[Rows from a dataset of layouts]
---+---
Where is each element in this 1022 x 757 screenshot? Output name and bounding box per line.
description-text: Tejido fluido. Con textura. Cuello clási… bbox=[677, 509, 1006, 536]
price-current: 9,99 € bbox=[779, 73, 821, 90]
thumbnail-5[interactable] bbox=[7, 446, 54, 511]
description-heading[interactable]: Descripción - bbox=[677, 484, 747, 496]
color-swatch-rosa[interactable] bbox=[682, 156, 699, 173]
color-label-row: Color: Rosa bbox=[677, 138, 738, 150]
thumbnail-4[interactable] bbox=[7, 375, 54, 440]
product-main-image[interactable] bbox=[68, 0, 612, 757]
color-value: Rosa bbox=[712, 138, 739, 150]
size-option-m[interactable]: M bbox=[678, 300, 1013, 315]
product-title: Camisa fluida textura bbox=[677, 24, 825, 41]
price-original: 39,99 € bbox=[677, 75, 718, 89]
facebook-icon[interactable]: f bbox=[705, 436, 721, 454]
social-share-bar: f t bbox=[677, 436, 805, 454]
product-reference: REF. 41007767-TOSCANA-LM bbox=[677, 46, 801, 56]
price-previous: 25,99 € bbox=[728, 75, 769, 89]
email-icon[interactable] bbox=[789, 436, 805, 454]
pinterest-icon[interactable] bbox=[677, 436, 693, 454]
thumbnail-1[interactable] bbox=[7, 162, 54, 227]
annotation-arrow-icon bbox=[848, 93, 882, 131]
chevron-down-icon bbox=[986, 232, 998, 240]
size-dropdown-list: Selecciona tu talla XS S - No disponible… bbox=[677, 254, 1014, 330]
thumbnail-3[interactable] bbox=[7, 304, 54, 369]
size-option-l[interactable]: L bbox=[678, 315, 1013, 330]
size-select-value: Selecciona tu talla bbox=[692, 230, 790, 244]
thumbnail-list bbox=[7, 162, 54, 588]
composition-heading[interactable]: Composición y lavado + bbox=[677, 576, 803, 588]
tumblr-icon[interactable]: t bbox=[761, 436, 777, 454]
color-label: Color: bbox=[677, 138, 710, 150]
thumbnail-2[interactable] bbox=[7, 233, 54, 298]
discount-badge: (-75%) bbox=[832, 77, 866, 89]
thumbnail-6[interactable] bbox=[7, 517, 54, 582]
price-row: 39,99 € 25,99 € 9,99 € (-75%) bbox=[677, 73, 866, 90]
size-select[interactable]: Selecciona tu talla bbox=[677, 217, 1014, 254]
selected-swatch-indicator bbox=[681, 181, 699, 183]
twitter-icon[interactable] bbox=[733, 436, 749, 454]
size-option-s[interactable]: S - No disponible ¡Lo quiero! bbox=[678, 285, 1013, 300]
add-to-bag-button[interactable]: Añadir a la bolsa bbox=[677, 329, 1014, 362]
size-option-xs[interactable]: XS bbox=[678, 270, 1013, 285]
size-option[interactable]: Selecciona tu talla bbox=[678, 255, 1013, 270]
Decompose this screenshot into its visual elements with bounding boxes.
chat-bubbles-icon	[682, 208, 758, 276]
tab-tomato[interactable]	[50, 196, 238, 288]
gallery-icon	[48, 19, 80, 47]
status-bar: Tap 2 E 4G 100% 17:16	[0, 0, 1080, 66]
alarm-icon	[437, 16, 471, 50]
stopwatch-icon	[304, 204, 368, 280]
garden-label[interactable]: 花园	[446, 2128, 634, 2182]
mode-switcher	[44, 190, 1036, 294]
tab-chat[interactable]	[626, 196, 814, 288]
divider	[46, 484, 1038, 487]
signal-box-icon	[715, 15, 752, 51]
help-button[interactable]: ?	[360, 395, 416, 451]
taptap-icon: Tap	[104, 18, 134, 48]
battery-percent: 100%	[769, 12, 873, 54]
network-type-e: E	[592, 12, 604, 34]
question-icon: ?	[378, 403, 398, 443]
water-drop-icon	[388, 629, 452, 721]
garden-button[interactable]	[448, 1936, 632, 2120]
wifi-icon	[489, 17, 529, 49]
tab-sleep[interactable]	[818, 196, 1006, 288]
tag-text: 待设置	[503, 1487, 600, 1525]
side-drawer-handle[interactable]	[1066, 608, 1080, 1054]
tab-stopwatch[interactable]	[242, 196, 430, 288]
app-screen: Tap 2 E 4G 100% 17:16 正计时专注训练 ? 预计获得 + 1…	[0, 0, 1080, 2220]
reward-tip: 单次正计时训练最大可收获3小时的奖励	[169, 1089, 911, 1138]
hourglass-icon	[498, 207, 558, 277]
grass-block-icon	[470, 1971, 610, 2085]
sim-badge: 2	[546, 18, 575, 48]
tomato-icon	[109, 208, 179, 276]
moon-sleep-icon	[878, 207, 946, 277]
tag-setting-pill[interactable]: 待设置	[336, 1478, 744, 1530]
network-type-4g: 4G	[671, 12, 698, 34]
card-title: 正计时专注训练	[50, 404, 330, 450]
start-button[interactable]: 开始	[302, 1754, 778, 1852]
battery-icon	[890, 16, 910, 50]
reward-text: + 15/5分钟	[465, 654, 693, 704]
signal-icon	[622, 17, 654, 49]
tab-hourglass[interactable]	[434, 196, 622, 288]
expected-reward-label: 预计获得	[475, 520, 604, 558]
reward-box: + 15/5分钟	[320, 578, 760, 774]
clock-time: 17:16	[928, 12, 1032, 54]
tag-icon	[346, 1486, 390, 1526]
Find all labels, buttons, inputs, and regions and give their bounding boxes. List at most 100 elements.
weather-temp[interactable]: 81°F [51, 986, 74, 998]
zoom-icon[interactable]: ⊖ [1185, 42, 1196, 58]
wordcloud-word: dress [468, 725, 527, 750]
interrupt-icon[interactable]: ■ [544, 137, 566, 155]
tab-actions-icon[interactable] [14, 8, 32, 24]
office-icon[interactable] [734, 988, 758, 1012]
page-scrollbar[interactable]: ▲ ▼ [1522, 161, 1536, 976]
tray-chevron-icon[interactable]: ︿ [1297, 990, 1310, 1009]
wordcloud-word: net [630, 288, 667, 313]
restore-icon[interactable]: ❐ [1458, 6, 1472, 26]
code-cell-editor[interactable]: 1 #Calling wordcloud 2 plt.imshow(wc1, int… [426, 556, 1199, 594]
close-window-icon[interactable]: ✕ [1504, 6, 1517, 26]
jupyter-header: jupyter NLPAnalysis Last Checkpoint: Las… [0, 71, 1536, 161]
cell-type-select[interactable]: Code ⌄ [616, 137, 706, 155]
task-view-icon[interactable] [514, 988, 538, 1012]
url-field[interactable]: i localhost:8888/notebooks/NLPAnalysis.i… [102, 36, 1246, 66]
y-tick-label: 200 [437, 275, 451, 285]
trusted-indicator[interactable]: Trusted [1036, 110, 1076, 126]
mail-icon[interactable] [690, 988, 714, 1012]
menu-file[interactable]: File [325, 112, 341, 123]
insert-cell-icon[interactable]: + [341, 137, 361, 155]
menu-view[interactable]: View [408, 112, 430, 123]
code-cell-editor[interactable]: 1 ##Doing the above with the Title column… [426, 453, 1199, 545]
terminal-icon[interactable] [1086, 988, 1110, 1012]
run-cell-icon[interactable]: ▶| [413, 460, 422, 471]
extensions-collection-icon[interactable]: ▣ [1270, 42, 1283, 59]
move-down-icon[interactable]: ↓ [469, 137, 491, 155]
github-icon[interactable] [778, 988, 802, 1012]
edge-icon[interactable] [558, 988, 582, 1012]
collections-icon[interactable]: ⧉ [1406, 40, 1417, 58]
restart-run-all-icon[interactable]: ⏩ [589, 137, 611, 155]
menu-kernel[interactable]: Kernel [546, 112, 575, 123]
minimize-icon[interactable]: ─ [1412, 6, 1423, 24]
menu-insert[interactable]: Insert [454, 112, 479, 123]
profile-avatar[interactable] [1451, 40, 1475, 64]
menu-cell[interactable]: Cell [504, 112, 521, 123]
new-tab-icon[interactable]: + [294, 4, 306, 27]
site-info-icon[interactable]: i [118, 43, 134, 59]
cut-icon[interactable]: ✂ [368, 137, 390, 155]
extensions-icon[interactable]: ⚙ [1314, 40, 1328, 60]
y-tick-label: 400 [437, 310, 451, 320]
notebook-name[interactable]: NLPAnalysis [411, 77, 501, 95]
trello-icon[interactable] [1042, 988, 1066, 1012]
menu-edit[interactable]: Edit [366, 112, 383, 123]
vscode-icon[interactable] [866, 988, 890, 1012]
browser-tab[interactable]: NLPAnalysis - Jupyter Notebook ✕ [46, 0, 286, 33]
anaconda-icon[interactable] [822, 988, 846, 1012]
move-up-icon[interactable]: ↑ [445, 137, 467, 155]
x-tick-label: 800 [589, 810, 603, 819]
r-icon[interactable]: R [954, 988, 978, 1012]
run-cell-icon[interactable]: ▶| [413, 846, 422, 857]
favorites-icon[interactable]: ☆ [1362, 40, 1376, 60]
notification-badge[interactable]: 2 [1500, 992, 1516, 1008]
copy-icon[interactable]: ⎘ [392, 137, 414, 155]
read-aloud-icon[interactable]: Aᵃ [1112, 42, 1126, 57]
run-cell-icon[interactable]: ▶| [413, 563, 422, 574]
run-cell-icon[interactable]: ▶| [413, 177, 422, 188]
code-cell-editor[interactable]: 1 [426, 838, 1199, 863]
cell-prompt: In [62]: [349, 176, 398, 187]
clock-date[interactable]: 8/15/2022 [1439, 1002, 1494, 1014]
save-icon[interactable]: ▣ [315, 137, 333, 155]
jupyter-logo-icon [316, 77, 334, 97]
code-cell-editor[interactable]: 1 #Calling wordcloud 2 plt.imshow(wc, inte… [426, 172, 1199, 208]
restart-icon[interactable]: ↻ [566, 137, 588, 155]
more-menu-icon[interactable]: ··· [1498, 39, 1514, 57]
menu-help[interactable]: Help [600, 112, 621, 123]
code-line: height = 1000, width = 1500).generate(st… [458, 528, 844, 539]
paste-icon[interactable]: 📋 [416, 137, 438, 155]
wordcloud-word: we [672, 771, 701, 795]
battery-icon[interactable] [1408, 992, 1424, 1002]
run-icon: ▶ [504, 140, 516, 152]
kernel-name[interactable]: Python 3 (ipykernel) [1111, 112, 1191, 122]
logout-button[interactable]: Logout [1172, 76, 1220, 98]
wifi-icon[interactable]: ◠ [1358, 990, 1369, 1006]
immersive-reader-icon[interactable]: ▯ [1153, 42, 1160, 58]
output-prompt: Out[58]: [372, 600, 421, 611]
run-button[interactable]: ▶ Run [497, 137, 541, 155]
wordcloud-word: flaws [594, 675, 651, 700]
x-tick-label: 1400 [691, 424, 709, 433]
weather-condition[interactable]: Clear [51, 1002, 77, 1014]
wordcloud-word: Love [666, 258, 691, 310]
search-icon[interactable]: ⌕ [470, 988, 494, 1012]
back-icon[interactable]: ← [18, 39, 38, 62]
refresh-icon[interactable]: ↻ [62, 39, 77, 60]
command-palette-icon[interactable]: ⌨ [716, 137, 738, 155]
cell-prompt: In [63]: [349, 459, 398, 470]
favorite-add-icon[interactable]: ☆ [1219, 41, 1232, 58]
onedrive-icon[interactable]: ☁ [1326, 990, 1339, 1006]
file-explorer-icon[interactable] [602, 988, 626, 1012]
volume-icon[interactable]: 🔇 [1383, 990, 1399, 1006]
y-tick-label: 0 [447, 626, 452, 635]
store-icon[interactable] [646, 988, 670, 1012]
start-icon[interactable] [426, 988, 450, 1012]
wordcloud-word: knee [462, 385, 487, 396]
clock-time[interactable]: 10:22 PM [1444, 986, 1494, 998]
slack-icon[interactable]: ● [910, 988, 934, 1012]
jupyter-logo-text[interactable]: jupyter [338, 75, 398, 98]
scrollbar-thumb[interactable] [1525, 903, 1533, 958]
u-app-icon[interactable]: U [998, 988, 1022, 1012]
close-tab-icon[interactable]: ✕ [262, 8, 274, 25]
---+---
Task directions
Copy out the records from their first line down to the line containing "thumbnail-list bbox=[7, 162, 54, 588]", including both of those lines, without changing anything.

Correct response
Where is each element in this 1022 x 757 screenshot? Output name and bounding box per line.
description-text: Tejido fluido. Con textura. Cuello clási… bbox=[677, 509, 1006, 536]
price-current: 9,99 € bbox=[779, 73, 821, 90]
thumbnail-5[interactable] bbox=[7, 446, 54, 511]
description-heading[interactable]: Descripción - bbox=[677, 484, 747, 496]
color-swatch-rosa[interactable] bbox=[682, 156, 699, 173]
color-label-row: Color: Rosa bbox=[677, 138, 738, 150]
thumbnail-4[interactable] bbox=[7, 375, 54, 440]
product-main-image[interactable] bbox=[68, 0, 612, 757]
color-value: Rosa bbox=[712, 138, 739, 150]
size-option-m[interactable]: M bbox=[678, 300, 1013, 315]
product-title: Camisa fluida textura bbox=[677, 24, 825, 41]
price-original: 39,99 € bbox=[677, 75, 718, 89]
facebook-icon[interactable]: f bbox=[705, 436, 721, 454]
social-share-bar: f t bbox=[677, 436, 805, 454]
product-reference: REF. 41007767-TOSCANA-LM bbox=[677, 46, 801, 56]
price-previous: 25,99 € bbox=[728, 75, 769, 89]
email-icon[interactable] bbox=[789, 436, 805, 454]
pinterest-icon[interactable] bbox=[677, 436, 693, 454]
thumbnail-1[interactable] bbox=[7, 162, 54, 227]
annotation-arrow-icon bbox=[848, 93, 882, 131]
chevron-down-icon bbox=[986, 232, 998, 240]
size-dropdown-list: Selecciona tu talla XS S - No disponible… bbox=[677, 254, 1014, 330]
thumbnail-3[interactable] bbox=[7, 304, 54, 369]
size-option-l[interactable]: L bbox=[678, 315, 1013, 330]
size-select-value: Selecciona tu talla bbox=[692, 230, 790, 244]
thumbnail-list bbox=[7, 162, 54, 588]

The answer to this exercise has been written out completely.